Would you retype all of these records exactly?
═════ Provided records ═════
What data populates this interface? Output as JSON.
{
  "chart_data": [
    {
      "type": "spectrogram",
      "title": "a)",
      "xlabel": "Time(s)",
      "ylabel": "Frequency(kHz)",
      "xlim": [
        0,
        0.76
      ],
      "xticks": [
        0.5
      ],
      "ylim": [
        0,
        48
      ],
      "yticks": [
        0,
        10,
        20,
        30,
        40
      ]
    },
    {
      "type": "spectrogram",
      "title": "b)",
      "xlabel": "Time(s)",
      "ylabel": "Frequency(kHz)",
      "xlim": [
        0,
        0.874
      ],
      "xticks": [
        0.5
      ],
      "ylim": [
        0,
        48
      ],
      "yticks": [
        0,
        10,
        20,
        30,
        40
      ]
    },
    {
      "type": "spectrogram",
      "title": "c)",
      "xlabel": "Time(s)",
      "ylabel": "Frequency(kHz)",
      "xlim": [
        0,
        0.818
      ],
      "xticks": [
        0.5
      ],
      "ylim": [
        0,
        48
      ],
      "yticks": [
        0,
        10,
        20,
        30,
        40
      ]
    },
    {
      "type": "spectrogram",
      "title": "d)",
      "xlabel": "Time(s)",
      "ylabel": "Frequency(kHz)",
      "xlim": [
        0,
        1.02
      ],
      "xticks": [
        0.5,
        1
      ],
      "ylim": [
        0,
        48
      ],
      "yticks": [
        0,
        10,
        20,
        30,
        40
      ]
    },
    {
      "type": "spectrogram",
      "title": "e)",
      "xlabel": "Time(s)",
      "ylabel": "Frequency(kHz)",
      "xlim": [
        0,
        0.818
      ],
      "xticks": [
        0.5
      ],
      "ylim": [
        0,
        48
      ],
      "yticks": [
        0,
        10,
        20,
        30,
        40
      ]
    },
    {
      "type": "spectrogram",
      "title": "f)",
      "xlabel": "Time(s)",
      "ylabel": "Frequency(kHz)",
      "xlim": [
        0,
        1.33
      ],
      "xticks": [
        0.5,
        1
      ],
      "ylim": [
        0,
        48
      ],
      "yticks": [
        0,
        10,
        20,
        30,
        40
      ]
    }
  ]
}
═════
_Result below_.
What data populates this interface? Output as JSON.
{
  "chart_data": [
    {
      "type": "spectrogram",
      "title": "a)",
      "xlabel": "Time(s)",
      "ylabel": "Frequency(kHz)",
      "xlim": [
        0,
        0.76
      ],
      "xticks": [
        0.5
      ],
      "ylim": [
        0,
        48
      ],
      "yticks": [
        0,
        10,
        20,
        30,
        40
      ]
    },
    {
      "type": "spectrogram",
      "title": "b)",
      "xlabel": "Time(s)",
      "ylabel": "Frequency(kHz)",
      "xlim": [
        0,
        0.874
      ],
      "xticks": [
        0.5
      ],
      "ylim": [
        0,
        48
      ],
      "yticks": [
        0,
        10,
        20,
        30,
        40
      ]
    },
    {
      "type": "spectrogram",
      "title": "c)",
      "xlabel": "Time(s)",
      "ylabel": "Frequency(kHz)",
      "xlim": [
        0,
        0.818
      ],
      "xticks": [
        0.5
      ],
      "ylim": [
        0,
        48
      ],
      "yticks": [
        0,
        10,
        20,
        30,
        40
      ]
    },
    {
      "type": "spectrogram",
      "title": "d)",
      "xlabel": "Time(s)",
      "ylabel": "Frequency(kHz)",
      "xlim": [
        0,
        1.02
      ],
      "xticks": [
        0.5,
        1
      ],
      "ylim": [
        0,
        48
      ],
      "yticks": [
        0,
        10,
        20,
        30,
        40
      ]
    },
    {
      "type": "spectrogram",
      "title": "e)",
      "xlabel": "Time(s)",
      "ylabel": "Frequency(kHz)",
      "xlim": [
        0,
        0.818
      ],
      "xticks": [
        0.5
      ],
      "ylim": [
        0,
        48
      ],
      "yticks": [
        0,
        10,
        20,
        30,
        40
      ]
    },
    {
      "type": "spectrogram",
      "title": "f)",
      "xlabel": "Time(s)",
      "ylabel": "Frequency(kHz)",
      "xlim": [
        0,
        1.33
      ],
      "xticks": [
        0.5,
        1
      ],
      "ylim": [
        0,
        48
      ],
      "yticks": [
        0,
        10,
        20,
        30,
        40
      ]
    }
  ]
}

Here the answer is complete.